▶ _DO THIS_
Transcribe the records below exactly, leaving out any pictures.

(Stored items)
####

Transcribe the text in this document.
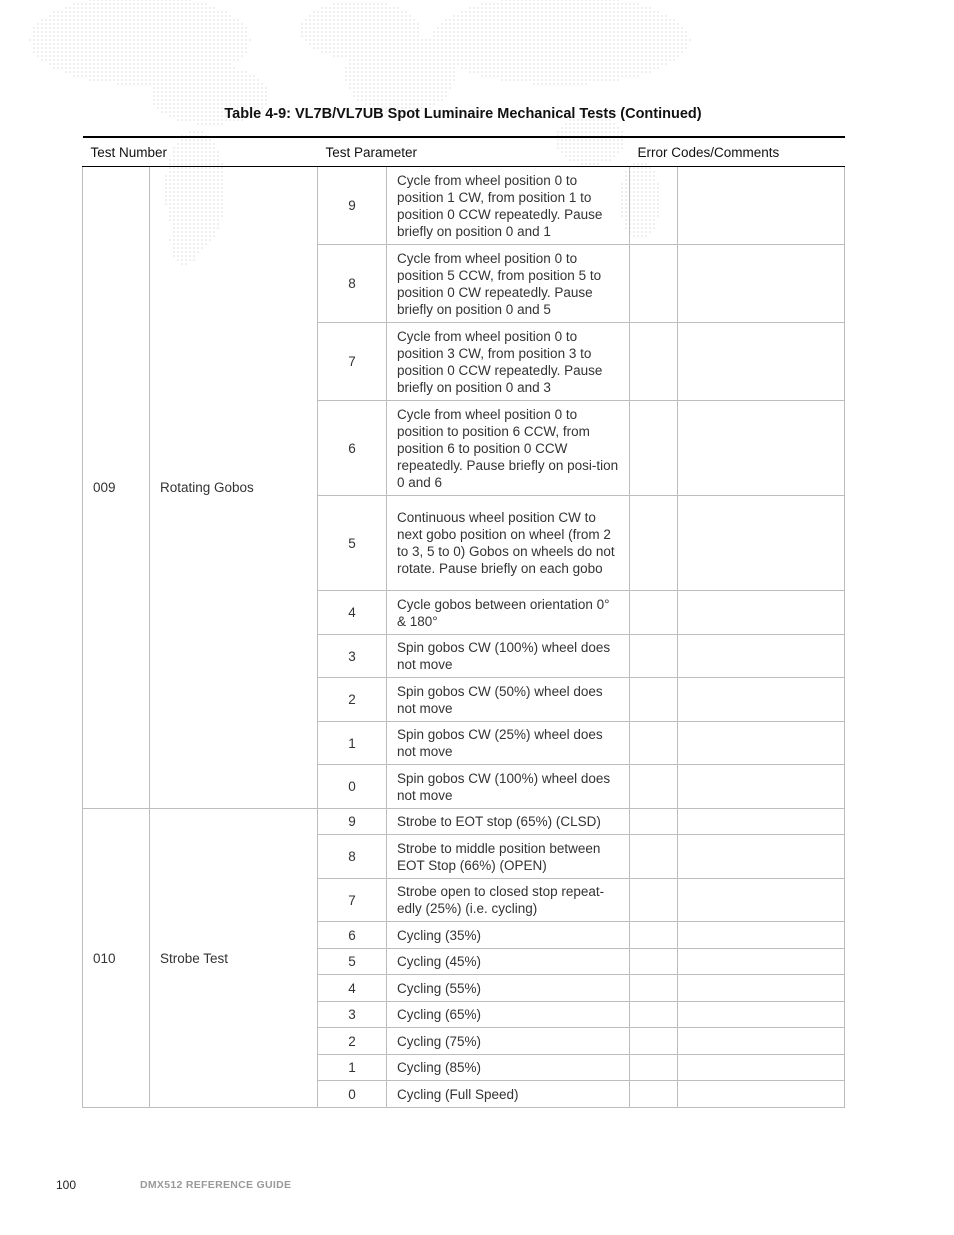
Table 4-9: VL7B/VL7UB Spot Luminaire Mechanical Tests (Continued)
Test Number		Test Parameter		Error Codes/Comments	
009	Rotating Gobos	9	Cycle from wheel position 0 to position 1 CW, from position 1 to position 0 CCW repeatedly. Pause briefly on position 0 and 1		
		8	Cycle from wheel position 0 to position 5 CCW, from position 5 to position 0 CW repeatedly. Pause briefly on position 0 and 5		
		7	Cycle from wheel position 0 to position 3 CW, from position 3 to position 0 CCW repeatedly. Pause briefly on position 0 and 3		
		6	Cycle from wheel position 0 to position to position 6 CCW, from position 6 to position 0 CCW repeatedly. Pause briefly on posi-tion 0 and 6		
		5	Continuous wheel position CW to next gobo position on wheel (from 2 to 3, 5 to 0) Gobos on wheels do not rotate. Pause briefly on each gobo		
		4	Cycle gobos between orientation 0° & 180°		
		3	Spin gobos CW (100%) wheel does not move		
		2	Spin gobos CW (50%) wheel does not move		
		1	Spin gobos CW (25%) wheel does not move		
		0	Spin gobos CW (100%) wheel does not move		
010	Strobe Test	9	Strobe to EOT stop (65%) (CLSD)		
		8	Strobe to middle position between EOT Stop (66%) (OPEN)		
		7	Strobe open to closed stop repeat-edly (25%) (i.e. cycling)		
		6	Cycling (35%)		
		5	Cycling (45%)		
		4	Cycling (55%)		
		3	Cycling (65%)		
		2	Cycling (75%)		
		1	Cycling (85%)		
		0	Cycling (Full Speed)		
100	DMX512 REFERENCE GUIDE
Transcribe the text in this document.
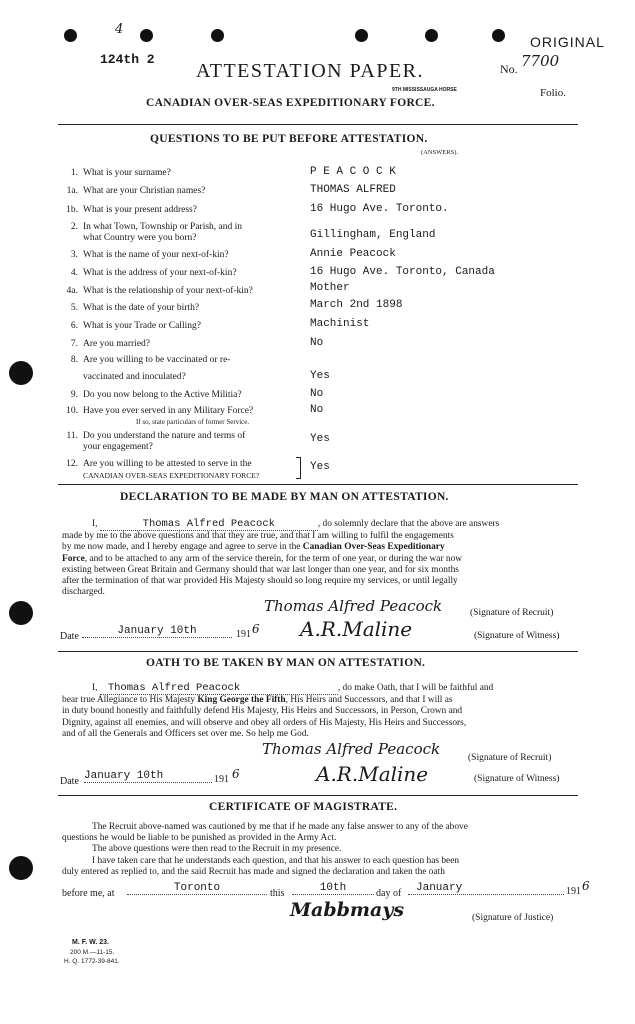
4
124th 2
ATTESTATION PAPER.
9TH MISSISSAUGA HORSE
No. 7700
ORIGINAL
Folio.
CANADIAN OVER-SEAS EXPEDITIONARY FORCE.
QUESTIONS TO BE PUT BEFORE ATTESTATION.
(ANSWERS).
1. What is your surname?	P E A C O C K
1a. What are your Christian names?	THOMAS ALFRED
1b. What is your present address?	16 Hugo Ave. Toronto.
2. In what Town, Township or Parish, and in
what Country were you born?	Gillingham, England
3. What is the name of your next-of-kin?	Annie Peacock
4. What is the address of your next-of-kin?	16 Hugo Ave. Toronto, Canada
4a. What is the relationship of your next-of-kin?	Mother
5. What is the date of your birth?	March 2nd 1898
6. What is your Trade or Calling?	Machinist
7. Are you married?	No
8. Are you willing to be vaccinated or re-
vaccinated and inoculated?	Yes
9. Do you now belong to the Active Militia?	No
10. Have you ever served in any Military Force?
If so, state particulars of former Service.
No
11. Do you understand the nature and terms of
your engagement?
Yes
12. Are you willing to be attested to serve in the
CANADIAN OVER-SEAS EXPEDITIONARY FORCE?
Yes
DECLARATION TO BE MADE BY MAN ON ATTESTATION.
I,	Thomas Alfred Peacock	, do solemnly declare that the above are answers
made by me to the above questions and that they are true, and that I am willing to fulfil the engagements
by me now made, and I hereby engage and agree to serve in the Canadian Over-Seas Expeditionary
Force, and to be attached to any arm of the service therein, for the term of one year, or during the war now
existing between Great Britain and Germany should that war last longer than one year, and for six months
after the termination of that war provided His Majesty should so long require my services, or until legally
discharged.
Thomas Alfred Peacock	(Signature of Recruit)
Date	January 10th	191 6 A.R.Maline	(Signature of Witness)
OATH TO BE TAKEN BY MAN ON ATTESTATION.
I, Thomas Alfred Peacock	, do make Oath, that I will be faithful and
bear true Allegiance to His Majesty King George the Fifth, His Heirs and Successors, and that I will as
in duty bound honestly and faithfully defend His Majesty, His Heirs and Successors, in Person, Crown and
Dignity, against all enemies, and will observe and obey all orders of His Majesty, His Heirs and Successors,
and of all the Generals and Officers set over me. So help me God.
Thomas Alfred Peacock	(Signature of Recruit)
Date January 10th	191 6	A.R.Maline	(Signature of Witness)
CERTIFICATE OF MAGISTRATE.
The Recruit above-named was cautioned by me that if he made any false answer to any of the above
questions he would be liable to be punished as provided in the Army Act.
The above questions were then read to the Recruit in my presence.
I have taken care that he understands each question, and that his answer to each question has been
duly entered as replied to, and the said Recruit has made and signed the declaration and taken the oath
before me, at	Toronto	this	10th	day of	January	191 6
Mabbmays	(Signature of Justice)
M. F. W. 23.
200 M.—11-15.
H. Q. 1772-39-841.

####

▶ _EXPECTED OUTPUT_
Transcribe the text in this document.
Table 4-9: VL7B/VL7UB Spot Luminaire Mechanical Tests (Continued)
Test Number		Test Parameter		Error Codes/Comments	
009	Rotating Gobos	9	Cycle from wheel position 0 to position 1 CW, from position 1 to position 0 CCW repeatedly. Pause briefly on position 0 and 1		
		8	Cycle from wheel position 0 to position 5 CCW, from position 5 to position 0 CW repeatedly. Pause briefly on position 0 and 5		
		7	Cycle from wheel position 0 to position 3 CW, from position 3 to position 0 CCW repeatedly. Pause briefly on position 0 and 3		
		6	Cycle from wheel position 0 to position to position 6 CCW, from position 6 to position 0 CCW repeatedly. Pause briefly on posi-tion 0 and 6		
		5	Continuous wheel position CW to next gobo position on wheel (from 2 to 3, 5 to 0) Gobos on wheels do not rotate. Pause briefly on each gobo		
		4	Cycle gobos between orientation 0° & 180°		
		3	Spin gobos CW (100%) wheel does not move		
		2	Spin gobos CW (50%) wheel does not move		
		1	Spin gobos CW (25%) wheel does not move		
		0	Spin gobos CW (100%) wheel does not move		
010	Strobe Test	9	Strobe to EOT stop (65%) (CLSD)		
		8	Strobe to middle position between EOT Stop (66%) (OPEN)		
		7	Strobe open to closed stop repeat-edly (25%) (i.e. cycling)		
		6	Cycling (35%)		
		5	Cycling (45%)		
		4	Cycling (55%)		
		3	Cycling (65%)		
		2	Cycling (75%)		
		1	Cycling (85%)		
		0	Cycling (Full Speed)		
100	DMX512 REFERENCE GUIDE
Transcribe the text in this document.
4
124th 2
ATTESTATION PAPER.
9TH MISSISSAUGA HORSE
No. 7700
ORIGINAL
Folio.
CANADIAN OVER-SEAS EXPEDITIONARY FORCE.
QUESTIONS TO BE PUT BEFORE ATTESTATION.
(ANSWERS).
1. What is your surname?	P E A C O C K
1a. What are your Christian names?	THOMAS ALFRED
1b. What is your present address?	16 Hugo Ave. Toronto.
2. In what Town, Township or Parish, and in
what Country were you born?	Gillingham, England
3. What is the name of your next-of-kin?	Annie Peacock
4. What is the address of your next-of-kin?	16 Hugo Ave. Toronto, Canada
4a. What is the relationship of your next-of-kin?	Mother
5. What is the date of your birth?	March 2nd 1898
6. What is your Trade or Calling?	Machinist
7. Are you married?	No
8. Are you willing to be vaccinated or re-
vaccinated and inoculated?	Yes
9. Do you now belong to the Active Militia?	No
10. Have you ever served in any Military Force?
If so, state particulars of former Service.
No
11. Do you understand the nature and terms of
your engagement?
Yes
12. Are you willing to be attested to serve in the
CANADIAN OVER-SEAS EXPEDITIONARY FORCE?
Yes
DECLARATION TO BE MADE BY MAN ON ATTESTATION.
I,	Thomas Alfred Peacock	, do solemnly declare that the above are answers
made by me to the above questions and that they are true, and that I am willing to fulfil the engagements
by me now made, and I hereby engage and agree to serve in the Canadian Over-Seas Expeditionary
Force, and to be attached to any arm of the service therein, for the term of one year, or during the war now
existing between Great Britain and Germany should that war last longer than one year, and for six months
after the termination of that war provided His Majesty should so long require my services, or until legally
discharged.
Thomas Alfred Peacock	(Signature of Recruit)
Date	January 10th	191 6 A.R.Maline	(Signature of Witness)
OATH TO BE TAKEN BY MAN ON ATTESTATION.
I, Thomas Alfred Peacock	, do make Oath, that I will be faithful and
bear true Allegiance to His Majesty King George the Fifth, His Heirs and Successors, and that I will as
in duty bound honestly and faithfully defend His Majesty, His Heirs and Successors, in Person, Crown and
Dignity, against all enemies, and will observe and obey all orders of His Majesty, His Heirs and Successors,
and of all the Generals and Officers set over me. So help me God.
Thomas Alfred Peacock	(Signature of Recruit)
Date January 10th	191 6	A.R.Maline	(Signature of Witness)
CERTIFICATE OF MAGISTRATE.
The Recruit above-named was cautioned by me that if he made any false answer to any of the above
questions he would be liable to be punished as provided in the Army Act.
The above questions were then read to the Recruit in my presence.
I have taken care that he understands each question, and that his answer to each question has been
duly entered as replied to, and the said Recruit has made and signed the declaration and taken the oath
before me, at	Toronto	this	10th	day of	January	191 6
Mabbmays	(Signature of Justice)
M. F. W. 23.
200 M.—11-15.
H. Q. 1772-39-841.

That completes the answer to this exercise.